*** MATERIAL TO PROCESS

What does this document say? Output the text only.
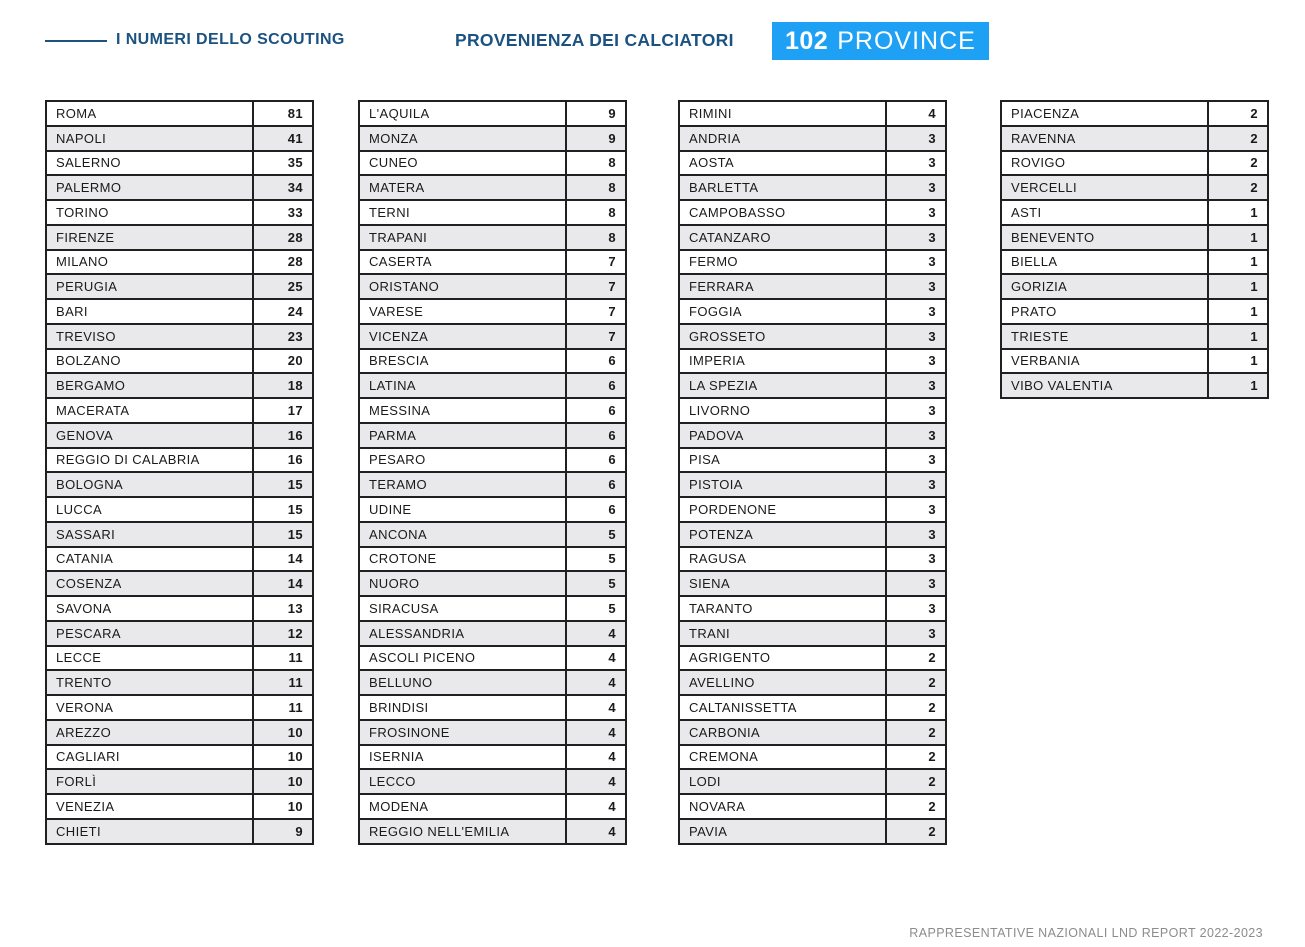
I NUMERI DELLO SCOUTING	PROVENIENZA DEI CALCIATORI 102 PROVINCE
ROMA	81
NAPOLI	41
SALERNO	35
PALERMO	34
TORINO	33
FIRENZE	28
MILANO	28
PERUGIA	25
BARI	24
TREVISO	23
BOLZANO	20
BERGAMO	18
MACERATA	17
GENOVA	16
REGGIO DI CALABRIA	16
BOLOGNA	15
LUCCA	15
SASSARI	15
CATANIA	14
COSENZA	14
SAVONA	13
PESCARA	12
LECCE	11
TRENTO	11
VERONA	11
AREZZO	10
CAGLIARI	10
FORLÌ	10
VENEZIA	10
CHIETI	9
L'AQUILA	9
MONZA	9
CUNEO	8
MATERA	8
TERNI	8
TRAPANI	8
CASERTA	7
ORISTANO	7
VARESE	7
VICENZA	7
BRESCIA	6
LATINA	6
MESSINA	6
PARMA	6
PESARO	6
TERAMO	6
UDINE	6
ANCONA	5
CROTONE	5
NUORO	5
SIRACUSA	5
ALESSANDRIA	4
ASCOLI PICENO	4
BELLUNO	4
BRINDISI	4
FROSINONE	4
ISERNIA	4
LECCO	4
MODENA	4
REGGIO NELL'EMILIA	4
RIMINI	4
ANDRIA	3
AOSTA	3
BARLETTA	3
CAMPOBASSO	3
CATANZARO	3
FERMO	3
FERRARA	3
FOGGIA	3
GROSSETO	3
IMPERIA	3
LA SPEZIA	3
LIVORNO	3
PADOVA	3
PISA	3
PISTOIA	3
PORDENONE	3
POTENZA	3
RAGUSA	3
SIENA	3
TARANTO	3
TRANI	3
AGRIGENTO	2
AVELLINO	2
CALTANISSETTA	2
CARBONIA	2
CREMONA	2
LODI	2
NOVARA	2
PAVIA	2
PIACENZA	2
RAVENNA	2
ROVIGO	2
VERCELLI	2
ASTI	1
BENEVENTO	1
BIELLA	1
GORIZIA	1
PRATO	1
TRIESTE	1
VERBANIA	1
VIBO VALENTIA	1
RAPPRESENTATIVE NAZIONALI LND REPORT 2022-2023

******

» **WHAT YOU WILL DO**:
Copy out all lines that carry the word "REGGIO".

» **SOLUTION TO THE EXERCISE**:
REGGIO DI CALABRIA	16
REGGIO NELL'EMILIA	4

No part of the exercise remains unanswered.